WHAT TO PRODUCE:
What follows is a set of entries. Repeat them exactly, but not their pictures.

RECORDS SHOWN:
--- begin ---
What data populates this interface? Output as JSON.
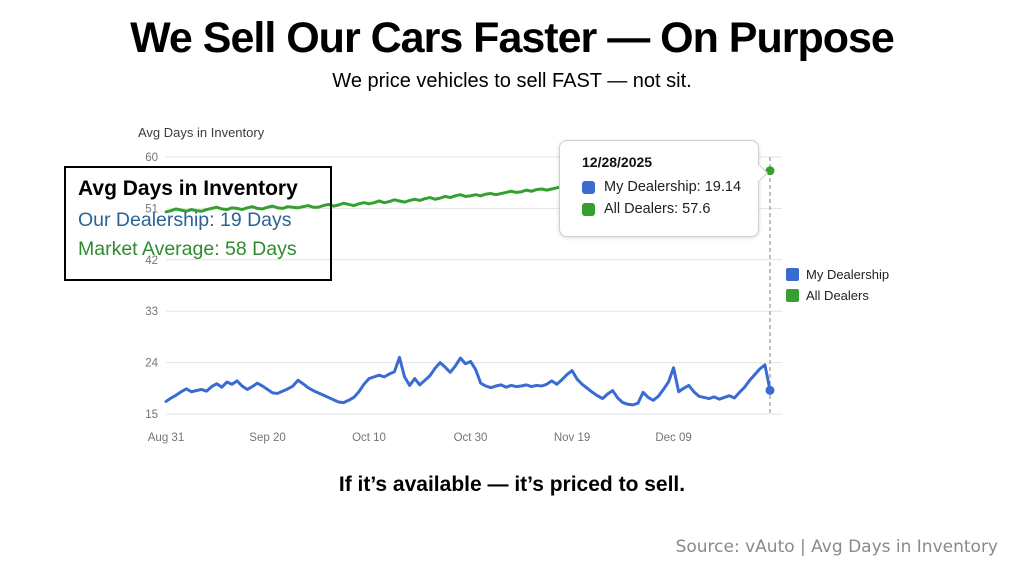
{
  "slide": {
    "title": "We Sell Our Cars Faster — On Purpose",
    "subtitle": "We price vehicles to sell FAST — not sit.",
    "statement": "If it’s available — it’s priced to sell.",
    "source": "Source: vAuto | Avg Days in Inventory"
  },
  "annotation": {
    "title": "Avg Days in Inventory",
    "lines": [
      {
        "text": "Our Dealership: 19 Days",
        "color": "#2a6496"
      },
      {
        "text": "Market Average: 58 Days",
        "color": "#2e8b2e"
      }
    ]
  },
  "tooltip": {
    "date": "12/28/2025",
    "items": [
      {
        "label": "My Dealership: 19.14",
        "color": "#3a6bd2"
      },
      {
        "label": "All Dealers: 57.6",
        "color": "#35a02f"
      }
    ]
  },
  "chart_data": {
    "type": "line",
    "title": "Avg Days in Inventory",
    "xlabel": "",
    "ylabel": "",
    "ylim": [
      15,
      60
    ],
    "grid": true,
    "grid_color": "#e3e3e3",
    "tick_color": "#757575",
    "legend_position": "right",
    "y_ticks": [
      60,
      51,
      42,
      33,
      24,
      15
    ],
    "x_ticks": [
      {
        "label": "Aug 31",
        "day": 0
      },
      {
        "label": "Sep 20",
        "day": 20
      },
      {
        "label": "Oct 10",
        "day": 40
      },
      {
        "label": "Oct 30",
        "day": 60
      },
      {
        "label": "Nov 19",
        "day": 80
      },
      {
        "label": "Dec 09",
        "day": 100
      }
    ],
    "x_range_dates": [
      "Aug 31",
      "Dec 28"
    ],
    "crosshair_day": 119,
    "crosshair_date": "12/28/2025",
    "series": [
      {
        "name": "My Dealership",
        "color": "#3a6bd2",
        "final_value": 19.14,
        "values": [
          17.2,
          17.8,
          18.3,
          18.9,
          19.4,
          18.9,
          19.1,
          19.3,
          19.0,
          19.8,
          20.3,
          19.7,
          20.6,
          20.2,
          20.8,
          19.9,
          19.3,
          19.8,
          20.4,
          19.9,
          19.3,
          18.7,
          18.6,
          19.0,
          19.4,
          19.9,
          20.9,
          20.3,
          19.6,
          19.1,
          18.7,
          18.3,
          17.9,
          17.5,
          17.1,
          17.0,
          17.4,
          17.9,
          18.9,
          20.2,
          21.2,
          21.5,
          21.8,
          21.5,
          22.0,
          22.4,
          24.9,
          21.5,
          20.0,
          21.2,
          20.1,
          20.9,
          21.7,
          23.0,
          24.0,
          23.2,
          22.3,
          23.4,
          24.8,
          23.8,
          24.2,
          22.8,
          20.4,
          19.9,
          19.6,
          19.9,
          20.1,
          19.7,
          20.0,
          19.8,
          19.9,
          20.1,
          19.8,
          20.0,
          19.9,
          20.2,
          20.8,
          20.2,
          21.0,
          21.9,
          22.6,
          21.1,
          20.2,
          19.5,
          18.8,
          18.2,
          17.7,
          18.5,
          19.1,
          17.8,
          17.0,
          16.7,
          16.6,
          16.9,
          18.8,
          17.9,
          17.4,
          18.1,
          19.3,
          20.6,
          23.1,
          18.9,
          19.5,
          20.0,
          18.9,
          18.1,
          17.9,
          17.7,
          18.0,
          17.6,
          17.9,
          18.2,
          17.8,
          18.8,
          19.7,
          20.9,
          21.9,
          22.9,
          23.6,
          19.14
        ]
      },
      {
        "name": "All Dealers",
        "color": "#35a02f",
        "final_value": 57.6,
        "values": [
          50.4,
          50.6,
          50.9,
          50.7,
          50.5,
          50.8,
          50.6,
          50.5,
          50.8,
          51.0,
          51.2,
          50.9,
          50.8,
          51.1,
          51.0,
          50.8,
          51.1,
          51.3,
          51.0,
          50.9,
          51.2,
          51.4,
          51.1,
          51.0,
          51.3,
          51.2,
          51.1,
          51.3,
          51.5,
          51.2,
          51.2,
          51.5,
          51.7,
          51.4,
          51.6,
          51.9,
          51.7,
          51.5,
          51.8,
          52.0,
          51.8,
          52.0,
          52.3,
          52.0,
          52.2,
          52.5,
          52.3,
          52.1,
          52.4,
          52.6,
          52.4,
          52.7,
          52.9,
          52.6,
          52.8,
          53.1,
          52.9,
          53.2,
          53.4,
          53.1,
          53.2,
          53.4,
          53.2,
          53.5,
          53.6,
          53.4,
          53.6,
          53.8,
          54.0,
          53.8,
          53.9,
          54.2,
          54.0,
          54.3,
          54.4,
          54.2,
          54.4,
          54.6,
          54.8,
          54.5,
          54.7,
          55.0,
          54.8,
          55.1,
          55.3,
          55.0,
          55.2,
          55.5,
          55.7,
          55.4,
          55.6,
          55.9,
          55.7,
          56.0,
          55.8,
          56.1,
          55.9,
          56.2,
          56.0,
          56.3,
          56.1,
          56.4,
          56.2,
          56.5,
          56.3,
          56.6,
          56.4,
          56.7,
          56.5,
          56.8,
          56.6,
          56.9,
          56.7,
          57.0,
          56.8,
          57.1,
          56.9,
          57.2,
          57.3,
          57.6
        ]
      }
    ]
  }
}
--- end ---
FINAL ANSWER:
What data populates this interface? Output as JSON.
{
  "slide": {
    "title": "We Sell Our Cars Faster — On Purpose",
    "subtitle": "We price vehicles to sell FAST — not sit.",
    "statement": "If it’s available — it’s priced to sell.",
    "source": "Source: vAuto | Avg Days in Inventory"
  },
  "annotation": {
    "title": "Avg Days in Inventory",
    "lines": [
      {
        "text": "Our Dealership: 19 Days",
        "color": "#2a6496"
      },
      {
        "text": "Market Average: 58 Days",
        "color": "#2e8b2e"
      }
    ]
  },
  "tooltip": {
    "date": "12/28/2025",
    "items": [
      {
        "label": "My Dealership: 19.14",
        "color": "#3a6bd2"
      },
      {
        "label": "All Dealers: 57.6",
        "color": "#35a02f"
      }
    ]
  },
  "chart_data": {
    "type": "line",
    "title": "Avg Days in Inventory",
    "xlabel": "",
    "ylabel": "",
    "ylim": [
      15,
      60
    ],
    "grid": true,
    "grid_color": "#e3e3e3",
    "tick_color": "#757575",
    "legend_position": "right",
    "y_ticks": [
      60,
      51,
      42,
      33,
      24,
      15
    ],
    "x_ticks": [
      {
        "label": "Aug 31",
        "day": 0
      },
      {
        "label": "Sep 20",
        "day": 20
      },
      {
        "label": "Oct 10",
        "day": 40
      },
      {
        "label": "Oct 30",
        "day": 60
      },
      {
        "label": "Nov 19",
        "day": 80
      },
      {
        "label": "Dec 09",
        "day": 100
      }
    ],
    "x_range_dates": [
      "Aug 31",
      "Dec 28"
    ],
    "crosshair_day": 119,
    "crosshair_date": "12/28/2025",
    "series": [
      {
        "name": "My Dealership",
        "color": "#3a6bd2",
        "final_value": 19.14,
        "values": [
          17.2,
          17.8,
          18.3,
          18.9,
          19.4,
          18.9,
          19.1,
          19.3,
          19.0,
          19.8,
          20.3,
          19.7,
          20.6,
          20.2,
          20.8,
          19.9,
          19.3,
          19.8,
          20.4,
          19.9,
          19.3,
          18.7,
          18.6,
          19.0,
          19.4,
          19.9,
          20.9,
          20.3,
          19.6,
          19.1,
          18.7,
          18.3,
          17.9,
          17.5,
          17.1,
          17.0,
          17.4,
          17.9,
          18.9,
          20.2,
          21.2,
          21.5,
          21.8,
          21.5,
          22.0,
          22.4,
          24.9,
          21.5,
          20.0,
          21.2,
          20.1,
          20.9,
          21.7,
          23.0,
          24.0,
          23.2,
          22.3,
          23.4,
          24.8,
          23.8,
          24.2,
          22.8,
          20.4,
          19.9,
          19.6,
          19.9,
          20.1,
          19.7,
          20.0,
          19.8,
          19.9,
          20.1,
          19.8,
          20.0,
          19.9,
          20.2,
          20.8,
          20.2,
          21.0,
          21.9,
          22.6,
          21.1,
          20.2,
          19.5,
          18.8,
          18.2,
          17.7,
          18.5,
          19.1,
          17.8,
          17.0,
          16.7,
          16.6,
          16.9,
          18.8,
          17.9,
          17.4,
          18.1,
          19.3,
          20.6,
          23.1,
          18.9,
          19.5,
          20.0,
          18.9,
          18.1,
          17.9,
          17.7,
          18.0,
          17.6,
          17.9,
          18.2,
          17.8,
          18.8,
          19.7,
          20.9,
          21.9,
          22.9,
          23.6,
          19.14
        ]
      },
      {
        "name": "All Dealers",
        "color": "#35a02f",
        "final_value": 57.6,
        "values": [
          50.4,
          50.6,
          50.9,
          50.7,
          50.5,
          50.8,
          50.6,
          50.5,
          50.8,
          51.0,
          51.2,
          50.9,
          50.8,
          51.1,
          51.0,
          50.8,
          51.1,
          51.3,
          51.0,
          50.9,
          51.2,
          51.4,
          51.1,
          51.0,
          51.3,
          51.2,
          51.1,
          51.3,
          51.5,
          51.2,
          51.2,
          51.5,
          51.7,
          51.4,
          51.6,
          51.9,
          51.7,
          51.5,
          51.8,
          52.0,
          51.8,
          52.0,
          52.3,
          52.0,
          52.2,
          52.5,
          52.3,
          52.1,
          52.4,
          52.6,
          52.4,
          52.7,
          52.9,
          52.6,
          52.8,
          53.1,
          52.9,
          53.2,
          53.4,
          53.1,
          53.2,
          53.4,
          53.2,
          53.5,
          53.6,
          53.4,
          53.6,
          53.8,
          54.0,
          53.8,
          53.9,
          54.2,
          54.0,
          54.3,
          54.4,
          54.2,
          54.4,
          54.6,
          54.8,
          54.5,
          54.7,
          55.0,
          54.8,
          55.1,
          55.3,
          55.0,
          55.2,
          55.5,
          55.7,
          55.4,
          55.6,
          55.9,
          55.7,
          56.0,
          55.8,
          56.1,
          55.9,
          56.2,
          56.0,
          56.3,
          56.1,
          56.4,
          56.2,
          56.5,
          56.3,
          56.6,
          56.4,
          56.7,
          56.5,
          56.8,
          56.6,
          56.9,
          56.7,
          57.0,
          56.8,
          57.1,
          56.9,
          57.2,
          57.3,
          57.6
        ]
      }
    ]
  }
}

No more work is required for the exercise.